▸ **Input data**
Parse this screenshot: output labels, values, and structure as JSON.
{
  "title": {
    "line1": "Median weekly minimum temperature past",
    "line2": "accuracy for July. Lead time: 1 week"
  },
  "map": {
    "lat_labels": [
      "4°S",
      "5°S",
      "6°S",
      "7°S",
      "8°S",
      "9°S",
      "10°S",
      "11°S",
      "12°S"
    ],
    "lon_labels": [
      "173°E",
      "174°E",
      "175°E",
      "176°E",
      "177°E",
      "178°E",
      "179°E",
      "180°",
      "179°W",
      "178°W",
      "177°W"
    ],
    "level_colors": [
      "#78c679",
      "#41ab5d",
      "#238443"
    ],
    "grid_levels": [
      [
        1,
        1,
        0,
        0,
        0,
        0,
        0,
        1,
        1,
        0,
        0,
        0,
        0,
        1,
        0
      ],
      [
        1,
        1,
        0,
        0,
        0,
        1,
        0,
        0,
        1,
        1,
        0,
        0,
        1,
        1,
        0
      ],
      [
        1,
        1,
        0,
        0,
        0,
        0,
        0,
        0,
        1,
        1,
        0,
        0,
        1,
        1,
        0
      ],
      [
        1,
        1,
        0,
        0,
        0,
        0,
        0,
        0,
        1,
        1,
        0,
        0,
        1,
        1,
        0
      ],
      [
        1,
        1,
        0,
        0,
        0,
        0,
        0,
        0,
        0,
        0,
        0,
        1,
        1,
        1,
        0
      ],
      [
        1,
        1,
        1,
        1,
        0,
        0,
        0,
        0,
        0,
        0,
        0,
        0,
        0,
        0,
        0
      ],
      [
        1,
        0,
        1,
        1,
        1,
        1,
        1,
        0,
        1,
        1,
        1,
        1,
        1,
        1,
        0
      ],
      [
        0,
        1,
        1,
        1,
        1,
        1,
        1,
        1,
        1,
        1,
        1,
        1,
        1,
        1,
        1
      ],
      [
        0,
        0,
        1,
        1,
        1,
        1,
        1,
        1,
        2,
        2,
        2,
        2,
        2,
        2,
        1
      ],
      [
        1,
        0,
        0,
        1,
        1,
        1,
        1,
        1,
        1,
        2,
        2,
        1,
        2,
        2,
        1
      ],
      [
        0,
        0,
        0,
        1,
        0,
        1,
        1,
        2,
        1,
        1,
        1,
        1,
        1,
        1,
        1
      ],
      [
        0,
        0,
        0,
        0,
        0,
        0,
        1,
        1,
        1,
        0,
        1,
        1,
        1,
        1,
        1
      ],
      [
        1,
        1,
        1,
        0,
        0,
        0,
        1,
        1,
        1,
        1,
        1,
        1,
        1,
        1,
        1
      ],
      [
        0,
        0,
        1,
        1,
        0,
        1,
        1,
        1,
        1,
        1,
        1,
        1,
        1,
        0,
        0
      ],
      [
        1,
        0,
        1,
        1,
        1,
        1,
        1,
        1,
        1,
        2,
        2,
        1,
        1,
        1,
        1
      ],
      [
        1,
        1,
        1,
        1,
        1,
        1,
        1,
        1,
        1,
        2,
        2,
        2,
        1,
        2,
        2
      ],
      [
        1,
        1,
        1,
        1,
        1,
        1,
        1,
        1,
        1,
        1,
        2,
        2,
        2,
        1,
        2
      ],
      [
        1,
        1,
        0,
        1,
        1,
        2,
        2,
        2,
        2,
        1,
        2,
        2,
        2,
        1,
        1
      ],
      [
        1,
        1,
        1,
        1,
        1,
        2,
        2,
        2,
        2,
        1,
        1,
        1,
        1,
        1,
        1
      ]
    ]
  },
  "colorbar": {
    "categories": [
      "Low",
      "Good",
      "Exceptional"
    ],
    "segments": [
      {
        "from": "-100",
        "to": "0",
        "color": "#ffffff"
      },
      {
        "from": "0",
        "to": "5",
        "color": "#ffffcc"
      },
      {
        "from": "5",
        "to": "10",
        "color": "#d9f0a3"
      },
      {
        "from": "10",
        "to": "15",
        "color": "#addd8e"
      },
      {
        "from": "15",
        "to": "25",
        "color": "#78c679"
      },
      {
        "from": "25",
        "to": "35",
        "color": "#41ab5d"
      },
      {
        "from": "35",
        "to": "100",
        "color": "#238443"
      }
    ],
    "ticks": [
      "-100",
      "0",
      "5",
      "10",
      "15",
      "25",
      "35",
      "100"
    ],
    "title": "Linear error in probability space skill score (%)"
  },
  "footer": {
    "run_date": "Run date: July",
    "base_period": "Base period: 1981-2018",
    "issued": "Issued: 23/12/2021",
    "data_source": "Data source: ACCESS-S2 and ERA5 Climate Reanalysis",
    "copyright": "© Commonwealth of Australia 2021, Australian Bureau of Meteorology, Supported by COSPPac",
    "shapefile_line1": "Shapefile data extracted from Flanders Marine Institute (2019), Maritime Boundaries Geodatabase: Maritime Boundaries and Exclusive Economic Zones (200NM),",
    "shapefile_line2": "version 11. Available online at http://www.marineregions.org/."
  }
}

▸ **Job**
Restate all of the entries exactly, please.

▸ **Full output**
Parse this screenshot: output labels, values, and structure as JSON.
{
  "title": {
    "line1": "Median weekly minimum temperature past",
    "line2": "accuracy for July. Lead time: 1 week"
  },
  "map": {
    "lat_labels": [
      "4°S",
      "5°S",
      "6°S",
      "7°S",
      "8°S",
      "9°S",
      "10°S",
      "11°S",
      "12°S"
    ],
    "lon_labels": [
      "173°E",
      "174°E",
      "175°E",
      "176°E",
      "177°E",
      "178°E",
      "179°E",
      "180°",
      "179°W",
      "178°W",
      "177°W"
    ],
    "level_colors": [
      "#78c679",
      "#41ab5d",
      "#238443"
    ],
    "grid_levels": [
      [
        1,
        1,
        0,
        0,
        0,
        0,
        0,
        1,
        1,
        0,
        0,
        0,
        0,
        1,
        0
      ],
      [
        1,
        1,
        0,
        0,
        0,
        1,
        0,
        0,
        1,
        1,
        0,
        0,
        1,
        1,
        0
      ],
      [
        1,
        1,
        0,
        0,
        0,
        0,
        0,
        0,
        1,
        1,
        0,
        0,
        1,
        1,
        0
      ],
      [
        1,
        1,
        0,
        0,
        0,
        0,
        0,
        0,
        1,
        1,
        0,
        0,
        1,
        1,
        0
      ],
      [
        1,
        1,
        0,
        0,
        0,
        0,
        0,
        0,
        0,
        0,
        0,
        1,
        1,
        1,
        0
      ],
      [
        1,
        1,
        1,
        1,
        0,
        0,
        0,
        0,
        0,
        0,
        0,
        0,
        0,
        0,
        0
      ],
      [
        1,
        0,
        1,
        1,
        1,
        1,
        1,
        0,
        1,
        1,
        1,
        1,
        1,
        1,
        0
      ],
      [
        0,
        1,
        1,
        1,
        1,
        1,
        1,
        1,
        1,
        1,
        1,
        1,
        1,
        1,
        1
      ],
      [
        0,
        0,
        1,
        1,
        1,
        1,
        1,
        1,
        2,
        2,
        2,
        2,
        2,
        2,
        1
      ],
      [
        1,
        0,
        0,
        1,
        1,
        1,
        1,
        1,
        1,
        2,
        2,
        1,
        2,
        2,
        1
      ],
      [
        0,
        0,
        0,
        1,
        0,
        1,
        1,
        2,
        1,
        1,
        1,
        1,
        1,
        1,
        1
      ],
      [
        0,
        0,
        0,
        0,
        0,
        0,
        1,
        1,
        1,
        0,
        1,
        1,
        1,
        1,
        1
      ],
      [
        1,
        1,
        1,
        0,
        0,
        0,
        1,
        1,
        1,
        1,
        1,
        1,
        1,
        1,
        1
      ],
      [
        0,
        0,
        1,
        1,
        0,
        1,
        1,
        1,
        1,
        1,
        1,
        1,
        1,
        0,
        0
      ],
      [
        1,
        0,
        1,
        1,
        1,
        1,
        1,
        1,
        1,
        2,
        2,
        1,
        1,
        1,
        1
      ],
      [
        1,
        1,
        1,
        1,
        1,
        1,
        1,
        1,
        1,
        2,
        2,
        2,
        1,
        2,
        2
      ],
      [
        1,
        1,
        1,
        1,
        1,
        1,
        1,
        1,
        1,
        1,
        2,
        2,
        2,
        1,
        2
      ],
      [
        1,
        1,
        0,
        1,
        1,
        2,
        2,
        2,
        2,
        1,
        2,
        2,
        2,
        1,
        1
      ],
      [
        1,
        1,
        1,
        1,
        1,
        2,
        2,
        2,
        2,
        1,
        1,
        1,
        1,
        1,
        1
      ]
    ]
  },
  "colorbar": {
    "categories": [
      "Low",
      "Good",
      "Exceptional"
    ],
    "segments": [
      {
        "from": "-100",
        "to": "0",
        "color": "#ffffff"
      },
      {
        "from": "0",
        "to": "5",
        "color": "#ffffcc"
      },
      {
        "from": "5",
        "to": "10",
        "color": "#d9f0a3"
      },
      {
        "from": "10",
        "to": "15",
        "color": "#addd8e"
      },
      {
        "from": "15",
        "to": "25",
        "color": "#78c679"
      },
      {
        "from": "25",
        "to": "35",
        "color": "#41ab5d"
      },
      {
        "from": "35",
        "to": "100",
        "color": "#238443"
      }
    ],
    "ticks": [
      "-100",
      "0",
      "5",
      "10",
      "15",
      "25",
      "35",
      "100"
    ],
    "title": "Linear error in probability space skill score (%)"
  },
  "footer": {
    "run_date": "Run date: July",
    "base_period": "Base period: 1981-2018",
    "issued": "Issued: 23/12/2021",
    "data_source": "Data source: ACCESS-S2 and ERA5 Climate Reanalysis",
    "copyright": "© Commonwealth of Australia 2021, Australian Bureau of Meteorology, Supported by COSPPac",
    "shapefile_line1": "Shapefile data extracted from Flanders Marine Institute (2019), Maritime Boundaries Geodatabase: Maritime Boundaries and Exclusive Economic Zones (200NM),",
    "shapefile_line2": "version 11. Available online at http://www.marineregions.org/."
  }
}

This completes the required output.